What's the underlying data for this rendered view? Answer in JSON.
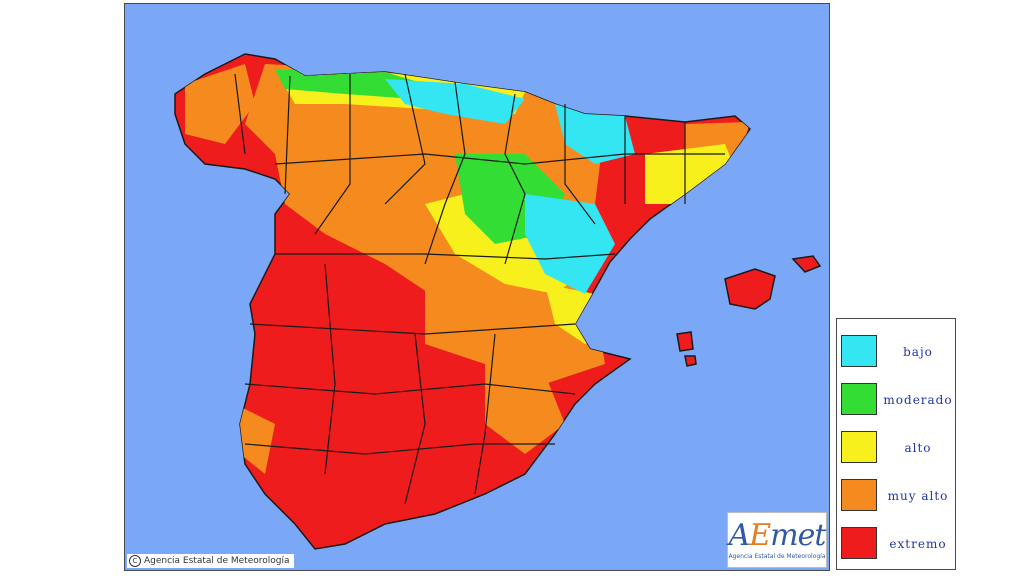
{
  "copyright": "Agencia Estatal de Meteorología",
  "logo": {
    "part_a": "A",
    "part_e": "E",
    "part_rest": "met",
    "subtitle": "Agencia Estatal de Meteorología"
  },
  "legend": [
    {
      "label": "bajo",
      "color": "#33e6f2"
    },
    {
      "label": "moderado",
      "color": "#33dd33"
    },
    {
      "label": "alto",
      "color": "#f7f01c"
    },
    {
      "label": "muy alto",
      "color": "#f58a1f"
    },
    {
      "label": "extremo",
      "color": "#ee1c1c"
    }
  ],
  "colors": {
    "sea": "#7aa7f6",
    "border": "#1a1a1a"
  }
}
--
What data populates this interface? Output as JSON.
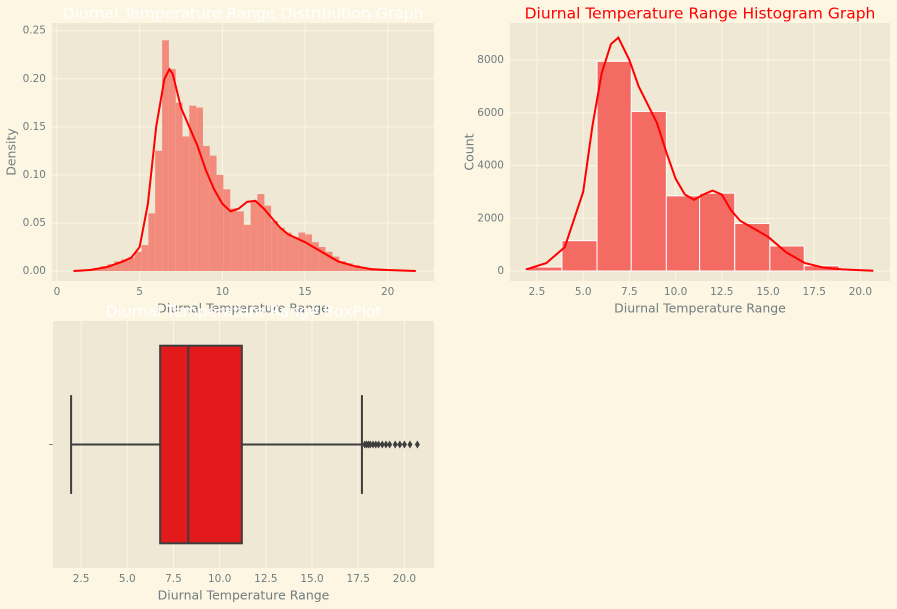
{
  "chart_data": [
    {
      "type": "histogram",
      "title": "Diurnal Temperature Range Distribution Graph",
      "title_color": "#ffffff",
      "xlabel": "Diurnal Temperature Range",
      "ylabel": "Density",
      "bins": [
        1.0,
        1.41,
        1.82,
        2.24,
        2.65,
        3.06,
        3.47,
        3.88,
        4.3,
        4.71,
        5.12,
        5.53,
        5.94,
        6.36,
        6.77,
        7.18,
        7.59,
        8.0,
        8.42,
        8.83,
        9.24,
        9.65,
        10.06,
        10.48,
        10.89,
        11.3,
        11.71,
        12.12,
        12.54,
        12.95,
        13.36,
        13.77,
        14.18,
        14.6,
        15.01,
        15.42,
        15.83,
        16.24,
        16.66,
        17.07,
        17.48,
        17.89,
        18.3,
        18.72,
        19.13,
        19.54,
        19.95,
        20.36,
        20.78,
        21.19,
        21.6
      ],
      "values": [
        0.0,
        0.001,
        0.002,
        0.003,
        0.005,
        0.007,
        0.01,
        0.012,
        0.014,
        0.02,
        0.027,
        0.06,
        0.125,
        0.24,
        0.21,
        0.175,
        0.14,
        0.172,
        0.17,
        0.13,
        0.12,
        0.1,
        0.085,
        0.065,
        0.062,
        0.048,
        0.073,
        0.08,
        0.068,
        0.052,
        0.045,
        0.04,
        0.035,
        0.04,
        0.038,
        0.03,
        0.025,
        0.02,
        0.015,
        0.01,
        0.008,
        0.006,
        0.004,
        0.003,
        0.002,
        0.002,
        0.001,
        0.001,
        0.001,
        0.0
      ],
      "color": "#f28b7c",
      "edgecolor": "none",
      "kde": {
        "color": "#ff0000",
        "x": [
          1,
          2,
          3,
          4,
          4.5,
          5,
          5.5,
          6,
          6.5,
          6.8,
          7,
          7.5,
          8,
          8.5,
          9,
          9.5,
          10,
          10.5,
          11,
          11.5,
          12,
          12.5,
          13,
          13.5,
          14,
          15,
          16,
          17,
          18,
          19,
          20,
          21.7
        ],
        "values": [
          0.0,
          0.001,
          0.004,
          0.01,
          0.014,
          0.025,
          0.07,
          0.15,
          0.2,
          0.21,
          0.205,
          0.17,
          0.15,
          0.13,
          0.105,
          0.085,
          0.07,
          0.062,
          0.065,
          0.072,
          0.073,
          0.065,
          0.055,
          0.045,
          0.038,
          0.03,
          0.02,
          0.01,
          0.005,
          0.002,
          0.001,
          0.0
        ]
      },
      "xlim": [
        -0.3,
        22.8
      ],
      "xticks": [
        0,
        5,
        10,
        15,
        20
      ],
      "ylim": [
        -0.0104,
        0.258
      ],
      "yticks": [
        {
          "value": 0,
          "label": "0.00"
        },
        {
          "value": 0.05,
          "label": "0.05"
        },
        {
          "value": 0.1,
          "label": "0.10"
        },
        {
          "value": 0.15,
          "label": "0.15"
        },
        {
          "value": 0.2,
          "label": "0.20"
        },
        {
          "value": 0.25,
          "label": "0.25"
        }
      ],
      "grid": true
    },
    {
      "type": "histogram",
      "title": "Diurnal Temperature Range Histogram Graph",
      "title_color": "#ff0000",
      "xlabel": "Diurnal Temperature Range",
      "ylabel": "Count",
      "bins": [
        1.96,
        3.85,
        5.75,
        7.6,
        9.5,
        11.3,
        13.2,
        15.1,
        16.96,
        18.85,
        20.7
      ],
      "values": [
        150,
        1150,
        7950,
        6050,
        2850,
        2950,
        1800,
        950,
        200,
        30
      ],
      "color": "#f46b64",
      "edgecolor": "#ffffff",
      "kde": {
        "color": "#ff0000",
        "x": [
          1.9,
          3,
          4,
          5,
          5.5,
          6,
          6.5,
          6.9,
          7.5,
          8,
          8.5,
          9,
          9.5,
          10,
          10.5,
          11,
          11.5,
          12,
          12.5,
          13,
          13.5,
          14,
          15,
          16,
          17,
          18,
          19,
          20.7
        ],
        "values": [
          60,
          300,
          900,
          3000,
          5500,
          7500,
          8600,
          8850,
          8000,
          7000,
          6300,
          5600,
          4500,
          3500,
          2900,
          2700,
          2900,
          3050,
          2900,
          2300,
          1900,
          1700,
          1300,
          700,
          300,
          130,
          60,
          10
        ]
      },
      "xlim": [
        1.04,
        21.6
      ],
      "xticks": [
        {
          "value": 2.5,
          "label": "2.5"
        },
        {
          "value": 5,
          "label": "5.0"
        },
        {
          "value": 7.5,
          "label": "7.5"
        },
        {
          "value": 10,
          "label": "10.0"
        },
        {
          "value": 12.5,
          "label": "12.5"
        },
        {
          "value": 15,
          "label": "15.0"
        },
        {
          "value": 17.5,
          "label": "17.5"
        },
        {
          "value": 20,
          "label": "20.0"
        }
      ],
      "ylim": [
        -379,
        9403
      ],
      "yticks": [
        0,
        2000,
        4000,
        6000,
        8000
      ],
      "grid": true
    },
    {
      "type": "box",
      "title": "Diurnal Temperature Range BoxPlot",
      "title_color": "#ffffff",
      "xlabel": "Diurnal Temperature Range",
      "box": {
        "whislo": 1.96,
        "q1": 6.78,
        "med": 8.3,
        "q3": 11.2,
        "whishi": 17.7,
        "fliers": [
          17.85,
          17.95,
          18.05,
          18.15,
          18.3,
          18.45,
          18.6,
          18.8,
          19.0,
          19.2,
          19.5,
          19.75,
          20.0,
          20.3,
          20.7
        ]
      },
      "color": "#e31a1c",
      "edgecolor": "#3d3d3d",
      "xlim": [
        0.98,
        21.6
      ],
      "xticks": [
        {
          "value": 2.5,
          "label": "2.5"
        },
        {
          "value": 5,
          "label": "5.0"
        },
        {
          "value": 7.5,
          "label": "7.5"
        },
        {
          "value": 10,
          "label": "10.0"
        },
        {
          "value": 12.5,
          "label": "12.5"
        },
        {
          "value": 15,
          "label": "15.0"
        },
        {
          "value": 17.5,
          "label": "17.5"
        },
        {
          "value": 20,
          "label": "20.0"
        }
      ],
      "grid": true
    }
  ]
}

• **What to do**:
Show every line above in which the word "Graph" occurs.

• **Reply to the task**:
      "title": "Diurnal Temperature Range Distribution Graph",
      "title": "Diurnal Temperature Range Histogram Graph",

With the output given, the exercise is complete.